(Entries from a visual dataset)
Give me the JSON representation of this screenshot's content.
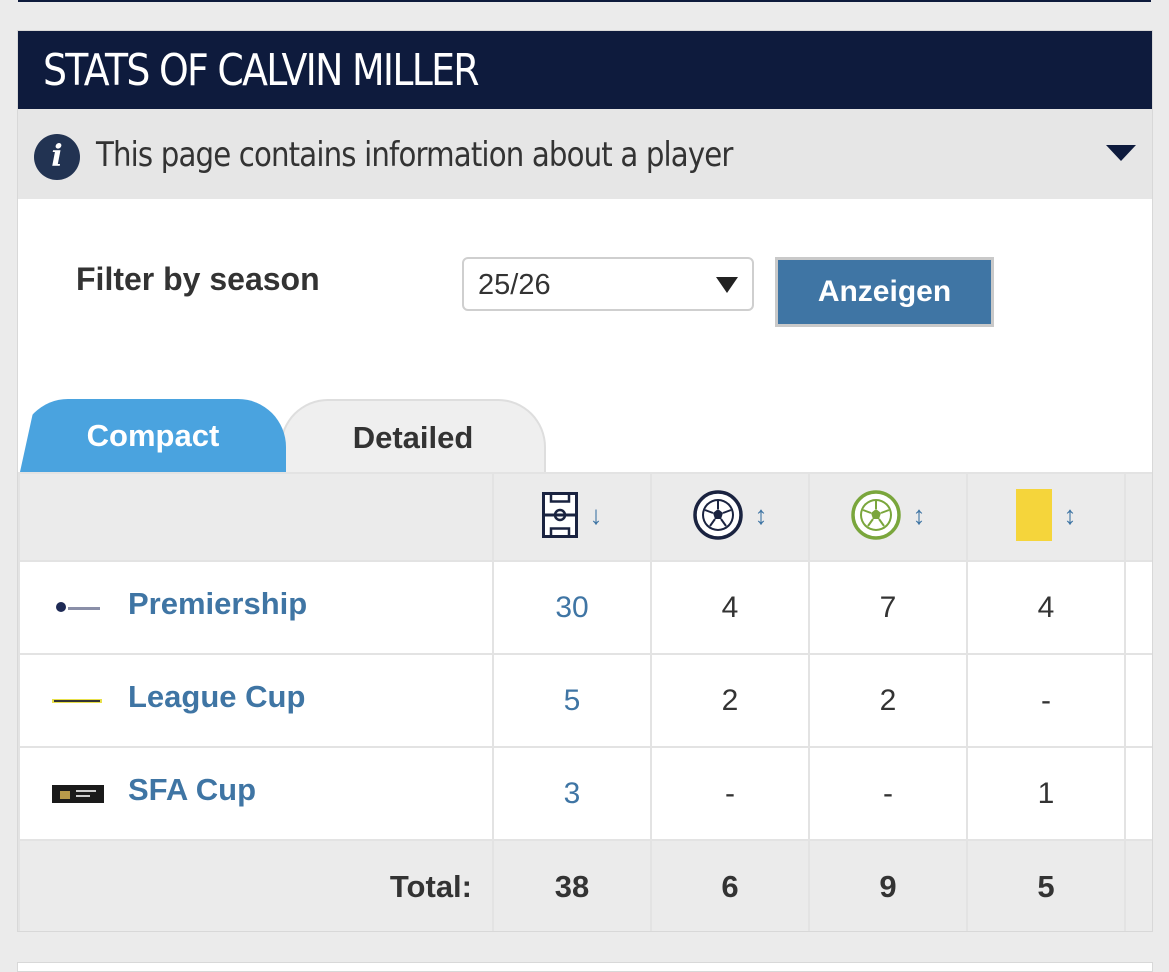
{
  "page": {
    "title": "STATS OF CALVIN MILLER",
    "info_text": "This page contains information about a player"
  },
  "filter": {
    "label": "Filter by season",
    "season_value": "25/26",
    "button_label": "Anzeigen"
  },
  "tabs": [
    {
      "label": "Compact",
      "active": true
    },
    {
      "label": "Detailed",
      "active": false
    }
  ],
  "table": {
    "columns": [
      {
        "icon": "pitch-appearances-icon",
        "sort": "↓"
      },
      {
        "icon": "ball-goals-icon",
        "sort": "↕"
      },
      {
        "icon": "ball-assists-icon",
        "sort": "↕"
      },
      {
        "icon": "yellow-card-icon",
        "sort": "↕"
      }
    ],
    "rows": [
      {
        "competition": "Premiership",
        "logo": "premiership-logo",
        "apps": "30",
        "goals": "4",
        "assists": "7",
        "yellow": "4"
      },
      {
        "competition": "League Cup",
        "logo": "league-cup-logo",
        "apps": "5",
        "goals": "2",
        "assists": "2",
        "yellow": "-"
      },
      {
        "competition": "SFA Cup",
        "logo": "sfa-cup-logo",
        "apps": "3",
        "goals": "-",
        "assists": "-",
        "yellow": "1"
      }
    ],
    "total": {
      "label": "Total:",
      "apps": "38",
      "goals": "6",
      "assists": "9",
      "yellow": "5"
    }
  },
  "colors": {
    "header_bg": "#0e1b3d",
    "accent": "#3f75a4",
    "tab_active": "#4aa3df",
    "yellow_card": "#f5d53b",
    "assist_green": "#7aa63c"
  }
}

> _What you will do_
Do not include the images; transcribe the rest of the listing exactly.

> _Response to the exercise_
Give me the JSON representation of this screenshot's content.
{
  "page": {
    "title": "STATS OF CALVIN MILLER",
    "info_text": "This page contains information about a player"
  },
  "filter": {
    "label": "Filter by season",
    "season_value": "25/26",
    "button_label": "Anzeigen"
  },
  "tabs": [
    {
      "label": "Compact",
      "active": true
    },
    {
      "label": "Detailed",
      "active": false
    }
  ],
  "table": {
    "columns": [
      {
        "icon": "pitch-appearances-icon",
        "sort": "↓"
      },
      {
        "icon": "ball-goals-icon",
        "sort": "↕"
      },
      {
        "icon": "ball-assists-icon",
        "sort": "↕"
      },
      {
        "icon": "yellow-card-icon",
        "sort": "↕"
      }
    ],
    "rows": [
      {
        "competition": "Premiership",
        "logo": "premiership-logo",
        "apps": "30",
        "goals": "4",
        "assists": "7",
        "yellow": "4"
      },
      {
        "competition": "League Cup",
        "logo": "league-cup-logo",
        "apps": "5",
        "goals": "2",
        "assists": "2",
        "yellow": "-"
      },
      {
        "competition": "SFA Cup",
        "logo": "sfa-cup-logo",
        "apps": "3",
        "goals": "-",
        "assists": "-",
        "yellow": "1"
      }
    ],
    "total": {
      "label": "Total:",
      "apps": "38",
      "goals": "6",
      "assists": "9",
      "yellow": "5"
    }
  },
  "colors": {
    "header_bg": "#0e1b3d",
    "accent": "#3f75a4",
    "tab_active": "#4aa3df",
    "yellow_card": "#f5d53b",
    "assist_green": "#7aa63c"
  }
}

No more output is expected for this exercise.